* Start Records for this task *

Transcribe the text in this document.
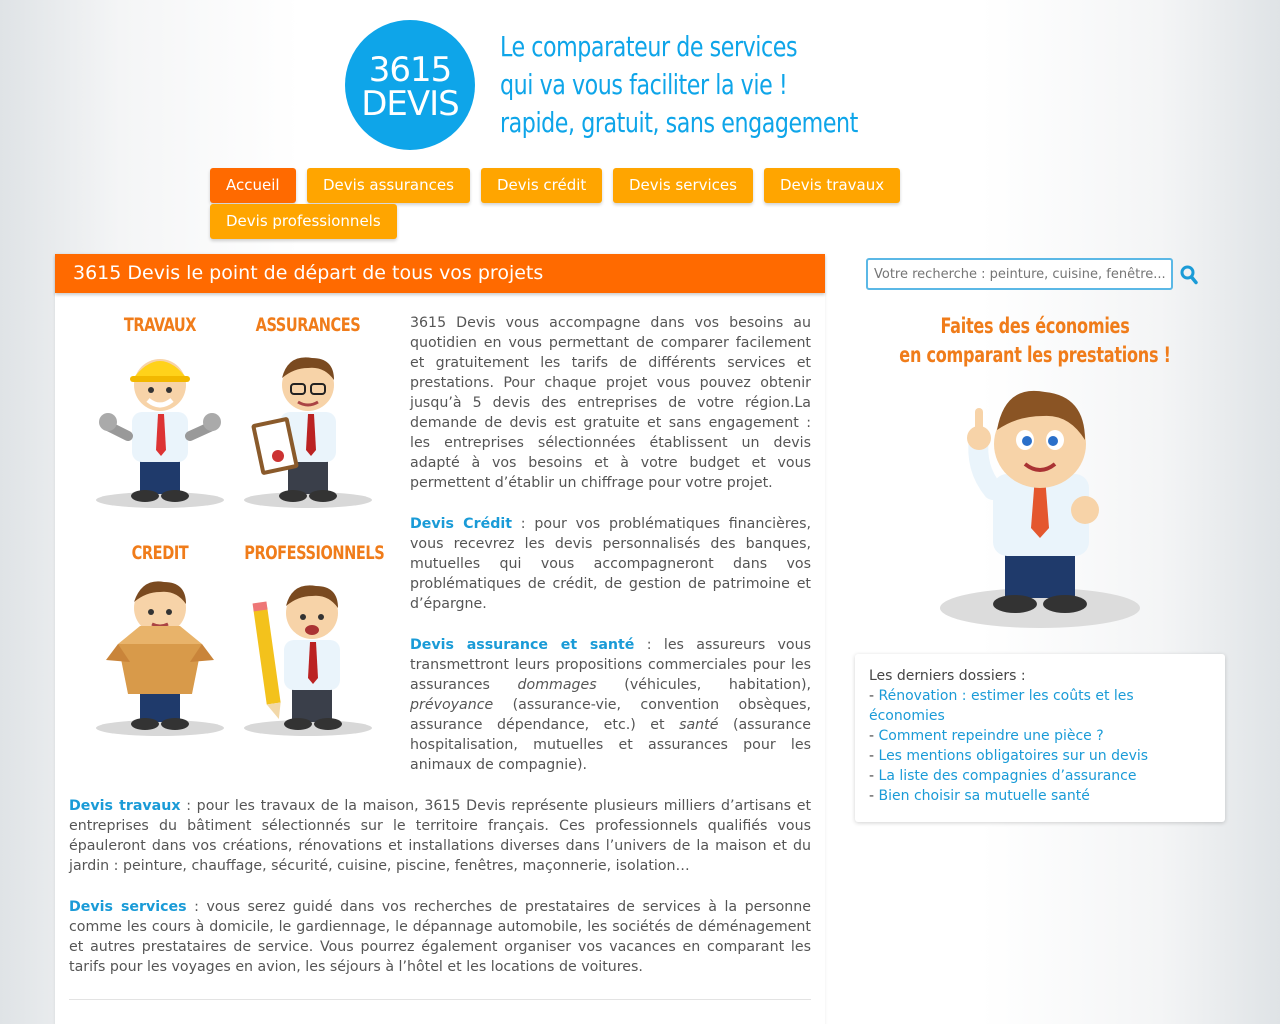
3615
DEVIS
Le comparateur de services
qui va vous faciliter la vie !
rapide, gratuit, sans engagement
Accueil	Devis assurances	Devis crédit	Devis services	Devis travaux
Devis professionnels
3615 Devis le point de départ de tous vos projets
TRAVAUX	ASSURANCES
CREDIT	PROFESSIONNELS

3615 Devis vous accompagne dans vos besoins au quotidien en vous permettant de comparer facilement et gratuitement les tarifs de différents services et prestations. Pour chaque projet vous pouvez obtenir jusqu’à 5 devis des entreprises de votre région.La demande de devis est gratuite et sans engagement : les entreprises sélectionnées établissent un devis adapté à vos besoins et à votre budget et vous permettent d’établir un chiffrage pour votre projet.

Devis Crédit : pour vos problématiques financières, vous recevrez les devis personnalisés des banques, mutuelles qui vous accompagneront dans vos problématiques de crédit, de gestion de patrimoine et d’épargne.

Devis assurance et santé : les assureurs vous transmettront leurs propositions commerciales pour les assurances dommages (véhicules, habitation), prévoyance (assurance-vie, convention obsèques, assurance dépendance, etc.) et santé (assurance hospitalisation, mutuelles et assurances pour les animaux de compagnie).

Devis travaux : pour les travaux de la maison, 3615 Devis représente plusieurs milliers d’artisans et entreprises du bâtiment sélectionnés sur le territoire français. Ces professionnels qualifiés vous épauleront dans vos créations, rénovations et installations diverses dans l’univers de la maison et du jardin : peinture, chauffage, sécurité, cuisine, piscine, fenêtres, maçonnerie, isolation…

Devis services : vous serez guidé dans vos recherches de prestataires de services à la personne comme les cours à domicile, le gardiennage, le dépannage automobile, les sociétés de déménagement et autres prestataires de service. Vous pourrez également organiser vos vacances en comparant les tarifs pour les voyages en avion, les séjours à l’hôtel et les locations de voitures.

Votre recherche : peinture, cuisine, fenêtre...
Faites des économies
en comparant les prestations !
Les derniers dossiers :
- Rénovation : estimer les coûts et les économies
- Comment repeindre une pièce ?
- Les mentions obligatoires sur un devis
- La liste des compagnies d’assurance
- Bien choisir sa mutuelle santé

* End Records for this task *
* Start Records for this task *

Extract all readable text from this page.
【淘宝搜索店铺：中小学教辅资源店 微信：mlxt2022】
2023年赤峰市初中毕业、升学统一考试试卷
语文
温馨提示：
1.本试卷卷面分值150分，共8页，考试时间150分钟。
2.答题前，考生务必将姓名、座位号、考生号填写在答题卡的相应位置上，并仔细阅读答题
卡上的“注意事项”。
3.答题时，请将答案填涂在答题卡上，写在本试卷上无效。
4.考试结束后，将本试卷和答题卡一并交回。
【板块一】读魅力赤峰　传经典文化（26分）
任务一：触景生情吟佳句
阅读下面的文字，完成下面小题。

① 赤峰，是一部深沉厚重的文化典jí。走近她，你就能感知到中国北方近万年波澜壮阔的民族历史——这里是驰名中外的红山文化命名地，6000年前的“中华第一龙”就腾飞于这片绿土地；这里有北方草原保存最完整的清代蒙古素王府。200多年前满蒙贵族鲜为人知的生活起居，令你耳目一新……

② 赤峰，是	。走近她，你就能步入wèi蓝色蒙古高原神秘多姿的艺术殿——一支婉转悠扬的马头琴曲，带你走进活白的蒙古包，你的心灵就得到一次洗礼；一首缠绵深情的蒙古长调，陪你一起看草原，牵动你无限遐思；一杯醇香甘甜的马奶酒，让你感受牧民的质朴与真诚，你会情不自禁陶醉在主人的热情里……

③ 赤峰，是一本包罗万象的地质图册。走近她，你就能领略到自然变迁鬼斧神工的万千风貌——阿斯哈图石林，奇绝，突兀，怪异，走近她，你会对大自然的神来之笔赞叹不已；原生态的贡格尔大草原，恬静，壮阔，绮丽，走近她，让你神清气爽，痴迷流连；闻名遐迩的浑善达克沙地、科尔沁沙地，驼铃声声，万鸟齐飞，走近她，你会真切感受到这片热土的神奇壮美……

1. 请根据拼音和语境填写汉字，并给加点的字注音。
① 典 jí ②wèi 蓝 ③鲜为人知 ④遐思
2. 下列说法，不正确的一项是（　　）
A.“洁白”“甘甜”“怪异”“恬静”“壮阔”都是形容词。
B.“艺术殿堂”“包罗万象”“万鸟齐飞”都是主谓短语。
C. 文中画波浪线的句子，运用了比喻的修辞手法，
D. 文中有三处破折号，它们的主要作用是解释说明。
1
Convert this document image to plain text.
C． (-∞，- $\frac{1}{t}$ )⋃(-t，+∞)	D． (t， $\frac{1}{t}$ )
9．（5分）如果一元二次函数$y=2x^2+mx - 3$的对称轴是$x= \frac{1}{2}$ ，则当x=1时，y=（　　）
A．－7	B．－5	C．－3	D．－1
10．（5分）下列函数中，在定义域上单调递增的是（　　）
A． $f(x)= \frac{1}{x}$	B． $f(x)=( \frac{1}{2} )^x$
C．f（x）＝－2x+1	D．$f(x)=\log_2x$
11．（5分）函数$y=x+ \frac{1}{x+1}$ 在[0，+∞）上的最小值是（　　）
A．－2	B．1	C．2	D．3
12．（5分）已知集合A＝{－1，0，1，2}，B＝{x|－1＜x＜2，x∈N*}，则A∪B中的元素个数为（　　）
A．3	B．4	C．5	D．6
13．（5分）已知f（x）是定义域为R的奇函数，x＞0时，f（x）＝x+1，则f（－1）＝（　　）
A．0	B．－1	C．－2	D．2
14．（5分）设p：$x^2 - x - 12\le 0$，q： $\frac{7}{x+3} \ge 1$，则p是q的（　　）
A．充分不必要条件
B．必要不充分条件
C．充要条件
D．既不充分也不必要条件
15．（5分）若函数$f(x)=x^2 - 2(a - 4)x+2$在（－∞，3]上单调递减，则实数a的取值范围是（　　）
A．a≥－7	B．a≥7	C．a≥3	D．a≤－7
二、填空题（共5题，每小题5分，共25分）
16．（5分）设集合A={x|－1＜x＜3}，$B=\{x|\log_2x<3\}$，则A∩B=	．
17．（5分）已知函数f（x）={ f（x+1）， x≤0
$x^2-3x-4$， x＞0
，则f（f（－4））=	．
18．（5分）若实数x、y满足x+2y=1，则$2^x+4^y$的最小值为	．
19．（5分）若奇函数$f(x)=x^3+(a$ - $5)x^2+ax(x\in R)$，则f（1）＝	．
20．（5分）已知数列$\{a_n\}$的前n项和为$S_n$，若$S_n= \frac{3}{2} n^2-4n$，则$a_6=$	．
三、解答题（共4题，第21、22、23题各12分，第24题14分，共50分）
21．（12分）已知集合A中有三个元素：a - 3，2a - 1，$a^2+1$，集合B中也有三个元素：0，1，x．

* End Records for this task *

- Task objective -
Say how many lines hold the word "document", giving the number and nothing else.

- Result of this task -
2